>> Begin DATASET

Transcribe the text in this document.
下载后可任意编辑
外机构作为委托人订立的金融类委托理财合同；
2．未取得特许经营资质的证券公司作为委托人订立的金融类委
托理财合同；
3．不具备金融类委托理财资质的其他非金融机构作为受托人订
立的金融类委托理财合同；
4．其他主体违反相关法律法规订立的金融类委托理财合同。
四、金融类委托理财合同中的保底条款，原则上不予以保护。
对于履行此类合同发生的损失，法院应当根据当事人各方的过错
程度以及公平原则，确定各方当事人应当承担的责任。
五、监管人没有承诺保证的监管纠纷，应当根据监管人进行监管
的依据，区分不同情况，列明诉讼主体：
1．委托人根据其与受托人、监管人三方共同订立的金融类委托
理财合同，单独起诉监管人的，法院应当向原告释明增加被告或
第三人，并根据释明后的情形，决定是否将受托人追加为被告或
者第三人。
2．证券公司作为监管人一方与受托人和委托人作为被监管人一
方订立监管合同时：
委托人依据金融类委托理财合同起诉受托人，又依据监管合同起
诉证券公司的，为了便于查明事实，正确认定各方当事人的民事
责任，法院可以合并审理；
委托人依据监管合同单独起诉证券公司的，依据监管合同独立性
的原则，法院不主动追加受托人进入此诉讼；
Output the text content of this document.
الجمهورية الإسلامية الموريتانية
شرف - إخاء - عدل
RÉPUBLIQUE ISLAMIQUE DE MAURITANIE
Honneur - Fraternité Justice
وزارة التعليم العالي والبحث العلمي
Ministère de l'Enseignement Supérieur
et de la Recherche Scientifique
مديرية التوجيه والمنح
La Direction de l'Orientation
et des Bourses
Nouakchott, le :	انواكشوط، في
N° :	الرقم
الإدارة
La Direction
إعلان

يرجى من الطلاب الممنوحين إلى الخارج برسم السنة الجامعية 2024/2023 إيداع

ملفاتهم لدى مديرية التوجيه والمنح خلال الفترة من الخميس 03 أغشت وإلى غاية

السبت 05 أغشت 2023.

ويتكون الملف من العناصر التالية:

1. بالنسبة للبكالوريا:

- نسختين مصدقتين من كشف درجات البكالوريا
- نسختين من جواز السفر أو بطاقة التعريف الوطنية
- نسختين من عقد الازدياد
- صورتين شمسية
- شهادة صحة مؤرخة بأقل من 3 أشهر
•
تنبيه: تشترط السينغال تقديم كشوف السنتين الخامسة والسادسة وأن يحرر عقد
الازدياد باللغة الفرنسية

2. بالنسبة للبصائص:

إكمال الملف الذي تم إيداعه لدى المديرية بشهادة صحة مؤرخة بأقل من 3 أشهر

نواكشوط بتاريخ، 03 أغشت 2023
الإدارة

>> End DATASET

SHORT TASK:
Go over the records above and tally each line that includes "document". Give the total by itself.

FINISHED EXERCISE:
2